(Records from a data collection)
....
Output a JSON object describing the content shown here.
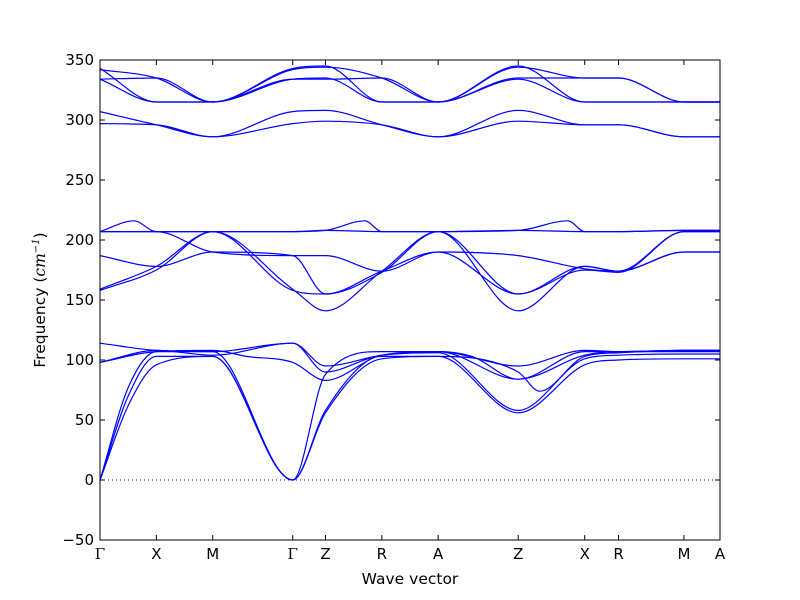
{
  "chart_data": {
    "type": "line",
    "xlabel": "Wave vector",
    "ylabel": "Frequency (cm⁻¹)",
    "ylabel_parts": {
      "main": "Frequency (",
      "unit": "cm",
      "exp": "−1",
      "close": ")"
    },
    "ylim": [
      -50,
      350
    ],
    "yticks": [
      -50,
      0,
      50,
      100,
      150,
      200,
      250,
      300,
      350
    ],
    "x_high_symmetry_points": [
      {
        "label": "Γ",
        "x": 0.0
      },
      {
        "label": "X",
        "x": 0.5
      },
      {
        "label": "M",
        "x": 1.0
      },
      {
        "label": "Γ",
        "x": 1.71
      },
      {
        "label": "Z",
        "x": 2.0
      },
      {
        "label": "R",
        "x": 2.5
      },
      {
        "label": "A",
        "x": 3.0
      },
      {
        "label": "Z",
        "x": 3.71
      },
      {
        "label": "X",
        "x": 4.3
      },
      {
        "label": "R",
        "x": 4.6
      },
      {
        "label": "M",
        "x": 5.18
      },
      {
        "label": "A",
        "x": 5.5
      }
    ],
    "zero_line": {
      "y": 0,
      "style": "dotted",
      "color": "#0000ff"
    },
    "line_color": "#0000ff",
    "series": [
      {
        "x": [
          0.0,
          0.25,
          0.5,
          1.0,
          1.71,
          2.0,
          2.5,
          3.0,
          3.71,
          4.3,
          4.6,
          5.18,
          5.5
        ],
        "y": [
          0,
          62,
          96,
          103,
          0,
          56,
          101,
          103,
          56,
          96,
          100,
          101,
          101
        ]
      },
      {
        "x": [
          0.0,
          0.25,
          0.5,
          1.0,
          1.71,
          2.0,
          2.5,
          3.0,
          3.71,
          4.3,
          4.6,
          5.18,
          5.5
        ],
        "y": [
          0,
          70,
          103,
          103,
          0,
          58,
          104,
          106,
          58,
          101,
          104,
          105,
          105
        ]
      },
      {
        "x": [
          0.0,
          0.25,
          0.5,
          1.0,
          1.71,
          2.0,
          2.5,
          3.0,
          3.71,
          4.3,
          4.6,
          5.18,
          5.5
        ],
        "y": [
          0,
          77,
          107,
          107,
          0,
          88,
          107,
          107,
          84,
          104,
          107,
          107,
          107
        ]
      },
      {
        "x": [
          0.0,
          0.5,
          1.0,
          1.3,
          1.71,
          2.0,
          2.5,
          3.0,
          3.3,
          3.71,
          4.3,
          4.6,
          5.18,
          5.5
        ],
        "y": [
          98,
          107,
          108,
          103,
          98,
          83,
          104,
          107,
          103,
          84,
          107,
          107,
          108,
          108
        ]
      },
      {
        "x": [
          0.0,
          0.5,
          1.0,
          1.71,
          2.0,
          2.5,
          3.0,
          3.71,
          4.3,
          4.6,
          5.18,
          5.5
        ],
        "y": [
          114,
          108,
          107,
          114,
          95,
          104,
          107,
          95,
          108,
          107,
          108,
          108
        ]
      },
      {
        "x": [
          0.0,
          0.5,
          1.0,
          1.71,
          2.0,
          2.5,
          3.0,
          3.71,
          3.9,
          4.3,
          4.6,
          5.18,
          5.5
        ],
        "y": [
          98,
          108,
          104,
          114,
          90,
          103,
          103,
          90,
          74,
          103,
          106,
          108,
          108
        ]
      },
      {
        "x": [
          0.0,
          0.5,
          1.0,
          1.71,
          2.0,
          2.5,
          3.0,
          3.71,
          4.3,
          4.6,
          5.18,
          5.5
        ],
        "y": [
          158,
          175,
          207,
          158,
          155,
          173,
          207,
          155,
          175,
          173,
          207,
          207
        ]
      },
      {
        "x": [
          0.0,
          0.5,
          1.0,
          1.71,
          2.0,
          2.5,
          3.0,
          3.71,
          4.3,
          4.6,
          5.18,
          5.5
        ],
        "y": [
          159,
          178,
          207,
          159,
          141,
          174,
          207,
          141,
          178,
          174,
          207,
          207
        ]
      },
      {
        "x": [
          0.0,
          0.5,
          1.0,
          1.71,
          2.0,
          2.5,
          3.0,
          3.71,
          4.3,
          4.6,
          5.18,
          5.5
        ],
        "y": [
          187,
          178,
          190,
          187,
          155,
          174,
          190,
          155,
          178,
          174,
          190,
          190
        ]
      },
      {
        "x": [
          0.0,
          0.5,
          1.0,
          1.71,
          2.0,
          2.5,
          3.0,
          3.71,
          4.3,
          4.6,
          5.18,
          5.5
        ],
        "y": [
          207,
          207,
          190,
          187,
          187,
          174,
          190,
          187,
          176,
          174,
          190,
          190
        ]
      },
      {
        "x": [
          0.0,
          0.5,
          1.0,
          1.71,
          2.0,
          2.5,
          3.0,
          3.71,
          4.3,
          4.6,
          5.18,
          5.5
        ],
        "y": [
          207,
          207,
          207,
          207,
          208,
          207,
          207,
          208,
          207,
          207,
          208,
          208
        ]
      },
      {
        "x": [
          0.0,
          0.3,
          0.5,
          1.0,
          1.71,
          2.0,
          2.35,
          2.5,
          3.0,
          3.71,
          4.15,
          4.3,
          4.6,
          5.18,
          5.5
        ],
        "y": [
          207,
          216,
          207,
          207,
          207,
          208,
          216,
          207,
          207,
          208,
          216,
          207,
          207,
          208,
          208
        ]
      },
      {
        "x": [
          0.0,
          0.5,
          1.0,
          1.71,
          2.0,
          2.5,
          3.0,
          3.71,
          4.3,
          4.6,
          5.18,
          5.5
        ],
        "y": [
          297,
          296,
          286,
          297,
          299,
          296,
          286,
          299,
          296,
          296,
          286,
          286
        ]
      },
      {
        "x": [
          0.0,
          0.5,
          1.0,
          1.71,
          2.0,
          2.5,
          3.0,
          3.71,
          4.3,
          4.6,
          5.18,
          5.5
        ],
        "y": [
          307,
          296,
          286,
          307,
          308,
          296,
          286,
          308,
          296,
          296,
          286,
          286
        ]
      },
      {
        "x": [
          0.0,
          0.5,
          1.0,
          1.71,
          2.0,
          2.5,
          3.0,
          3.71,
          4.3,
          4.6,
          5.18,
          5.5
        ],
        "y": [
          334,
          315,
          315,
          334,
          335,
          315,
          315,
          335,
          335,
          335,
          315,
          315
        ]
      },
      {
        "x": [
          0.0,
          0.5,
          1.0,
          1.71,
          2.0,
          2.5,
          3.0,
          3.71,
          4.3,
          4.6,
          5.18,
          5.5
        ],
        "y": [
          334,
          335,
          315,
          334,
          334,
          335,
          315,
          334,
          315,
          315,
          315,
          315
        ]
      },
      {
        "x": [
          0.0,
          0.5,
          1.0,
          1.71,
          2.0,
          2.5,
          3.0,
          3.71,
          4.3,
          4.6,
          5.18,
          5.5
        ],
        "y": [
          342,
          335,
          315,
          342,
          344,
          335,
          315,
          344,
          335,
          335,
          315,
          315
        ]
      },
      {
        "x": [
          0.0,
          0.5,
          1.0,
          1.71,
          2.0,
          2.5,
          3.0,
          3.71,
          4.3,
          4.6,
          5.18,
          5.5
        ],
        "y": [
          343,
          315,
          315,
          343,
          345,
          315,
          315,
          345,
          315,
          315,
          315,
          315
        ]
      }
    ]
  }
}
....
## EXERCISE BRIEF
Output the data above without changes, apart from leaving out the pictures.

## TASK RESULT
Output a JSON object describing the content shown here.
{
  "chart_data": {
    "type": "line",
    "xlabel": "Wave vector",
    "ylabel": "Frequency (cm⁻¹)",
    "ylabel_parts": {
      "main": "Frequency (",
      "unit": "cm",
      "exp": "−1",
      "close": ")"
    },
    "ylim": [
      -50,
      350
    ],
    "yticks": [
      -50,
      0,
      50,
      100,
      150,
      200,
      250,
      300,
      350
    ],
    "x_high_symmetry_points": [
      {
        "label": "Γ",
        "x": 0.0
      },
      {
        "label": "X",
        "x": 0.5
      },
      {
        "label": "M",
        "x": 1.0
      },
      {
        "label": "Γ",
        "x": 1.71
      },
      {
        "label": "Z",
        "x": 2.0
      },
      {
        "label": "R",
        "x": 2.5
      },
      {
        "label": "A",
        "x": 3.0
      },
      {
        "label": "Z",
        "x": 3.71
      },
      {
        "label": "X",
        "x": 4.3
      },
      {
        "label": "R",
        "x": 4.6
      },
      {
        "label": "M",
        "x": 5.18
      },
      {
        "label": "A",
        "x": 5.5
      }
    ],
    "zero_line": {
      "y": 0,
      "style": "dotted",
      "color": "#0000ff"
    },
    "line_color": "#0000ff",
    "series": [
      {
        "x": [
          0.0,
          0.25,
          0.5,
          1.0,
          1.71,
          2.0,
          2.5,
          3.0,
          3.71,
          4.3,
          4.6,
          5.18,
          5.5
        ],
        "y": [
          0,
          62,
          96,
          103,
          0,
          56,
          101,
          103,
          56,
          96,
          100,
          101,
          101
        ]
      },
      {
        "x": [
          0.0,
          0.25,
          0.5,
          1.0,
          1.71,
          2.0,
          2.5,
          3.0,
          3.71,
          4.3,
          4.6,
          5.18,
          5.5
        ],
        "y": [
          0,
          70,
          103,
          103,
          0,
          58,
          104,
          106,
          58,
          101,
          104,
          105,
          105
        ]
      },
      {
        "x": [
          0.0,
          0.25,
          0.5,
          1.0,
          1.71,
          2.0,
          2.5,
          3.0,
          3.71,
          4.3,
          4.6,
          5.18,
          5.5
        ],
        "y": [
          0,
          77,
          107,
          107,
          0,
          88,
          107,
          107,
          84,
          104,
          107,
          107,
          107
        ]
      },
      {
        "x": [
          0.0,
          0.5,
          1.0,
          1.3,
          1.71,
          2.0,
          2.5,
          3.0,
          3.3,
          3.71,
          4.3,
          4.6,
          5.18,
          5.5
        ],
        "y": [
          98,
          107,
          108,
          103,
          98,
          83,
          104,
          107,
          103,
          84,
          107,
          107,
          108,
          108
        ]
      },
      {
        "x": [
          0.0,
          0.5,
          1.0,
          1.71,
          2.0,
          2.5,
          3.0,
          3.71,
          4.3,
          4.6,
          5.18,
          5.5
        ],
        "y": [
          114,
          108,
          107,
          114,
          95,
          104,
          107,
          95,
          108,
          107,
          108,
          108
        ]
      },
      {
        "x": [
          0.0,
          0.5,
          1.0,
          1.71,
          2.0,
          2.5,
          3.0,
          3.71,
          3.9,
          4.3,
          4.6,
          5.18,
          5.5
        ],
        "y": [
          98,
          108,
          104,
          114,
          90,
          103,
          103,
          90,
          74,
          103,
          106,
          108,
          108
        ]
      },
      {
        "x": [
          0.0,
          0.5,
          1.0,
          1.71,
          2.0,
          2.5,
          3.0,
          3.71,
          4.3,
          4.6,
          5.18,
          5.5
        ],
        "y": [
          158,
          175,
          207,
          158,
          155,
          173,
          207,
          155,
          175,
          173,
          207,
          207
        ]
      },
      {
        "x": [
          0.0,
          0.5,
          1.0,
          1.71,
          2.0,
          2.5,
          3.0,
          3.71,
          4.3,
          4.6,
          5.18,
          5.5
        ],
        "y": [
          159,
          178,
          207,
          159,
          141,
          174,
          207,
          141,
          178,
          174,
          207,
          207
        ]
      },
      {
        "x": [
          0.0,
          0.5,
          1.0,
          1.71,
          2.0,
          2.5,
          3.0,
          3.71,
          4.3,
          4.6,
          5.18,
          5.5
        ],
        "y": [
          187,
          178,
          190,
          187,
          155,
          174,
          190,
          155,
          178,
          174,
          190,
          190
        ]
      },
      {
        "x": [
          0.0,
          0.5,
          1.0,
          1.71,
          2.0,
          2.5,
          3.0,
          3.71,
          4.3,
          4.6,
          5.18,
          5.5
        ],
        "y": [
          207,
          207,
          190,
          187,
          187,
          174,
          190,
          187,
          176,
          174,
          190,
          190
        ]
      },
      {
        "x": [
          0.0,
          0.5,
          1.0,
          1.71,
          2.0,
          2.5,
          3.0,
          3.71,
          4.3,
          4.6,
          5.18,
          5.5
        ],
        "y": [
          207,
          207,
          207,
          207,
          208,
          207,
          207,
          208,
          207,
          207,
          208,
          208
        ]
      },
      {
        "x": [
          0.0,
          0.3,
          0.5,
          1.0,
          1.71,
          2.0,
          2.35,
          2.5,
          3.0,
          3.71,
          4.15,
          4.3,
          4.6,
          5.18,
          5.5
        ],
        "y": [
          207,
          216,
          207,
          207,
          207,
          208,
          216,
          207,
          207,
          208,
          216,
          207,
          207,
          208,
          208
        ]
      },
      {
        "x": [
          0.0,
          0.5,
          1.0,
          1.71,
          2.0,
          2.5,
          3.0,
          3.71,
          4.3,
          4.6,
          5.18,
          5.5
        ],
        "y": [
          297,
          296,
          286,
          297,
          299,
          296,
          286,
          299,
          296,
          296,
          286,
          286
        ]
      },
      {
        "x": [
          0.0,
          0.5,
          1.0,
          1.71,
          2.0,
          2.5,
          3.0,
          3.71,
          4.3,
          4.6,
          5.18,
          5.5
        ],
        "y": [
          307,
          296,
          286,
          307,
          308,
          296,
          286,
          308,
          296,
          296,
          286,
          286
        ]
      },
      {
        "x": [
          0.0,
          0.5,
          1.0,
          1.71,
          2.0,
          2.5,
          3.0,
          3.71,
          4.3,
          4.6,
          5.18,
          5.5
        ],
        "y": [
          334,
          315,
          315,
          334,
          335,
          315,
          315,
          335,
          335,
          335,
          315,
          315
        ]
      },
      {
        "x": [
          0.0,
          0.5,
          1.0,
          1.71,
          2.0,
          2.5,
          3.0,
          3.71,
          4.3,
          4.6,
          5.18,
          5.5
        ],
        "y": [
          334,
          335,
          315,
          334,
          334,
          335,
          315,
          334,
          315,
          315,
          315,
          315
        ]
      },
      {
        "x": [
          0.0,
          0.5,
          1.0,
          1.71,
          2.0,
          2.5,
          3.0,
          3.71,
          4.3,
          4.6,
          5.18,
          5.5
        ],
        "y": [
          342,
          335,
          315,
          342,
          344,
          335,
          315,
          344,
          335,
          335,
          315,
          315
        ]
      },
      {
        "x": [
          0.0,
          0.5,
          1.0,
          1.71,
          2.0,
          2.5,
          3.0,
          3.71,
          4.3,
          4.6,
          5.18,
          5.5
        ],
        "y": [
          343,
          315,
          315,
          343,
          345,
          315,
          315,
          345,
          315,
          315,
          315,
          315
        ]
      }
    ]
  }
}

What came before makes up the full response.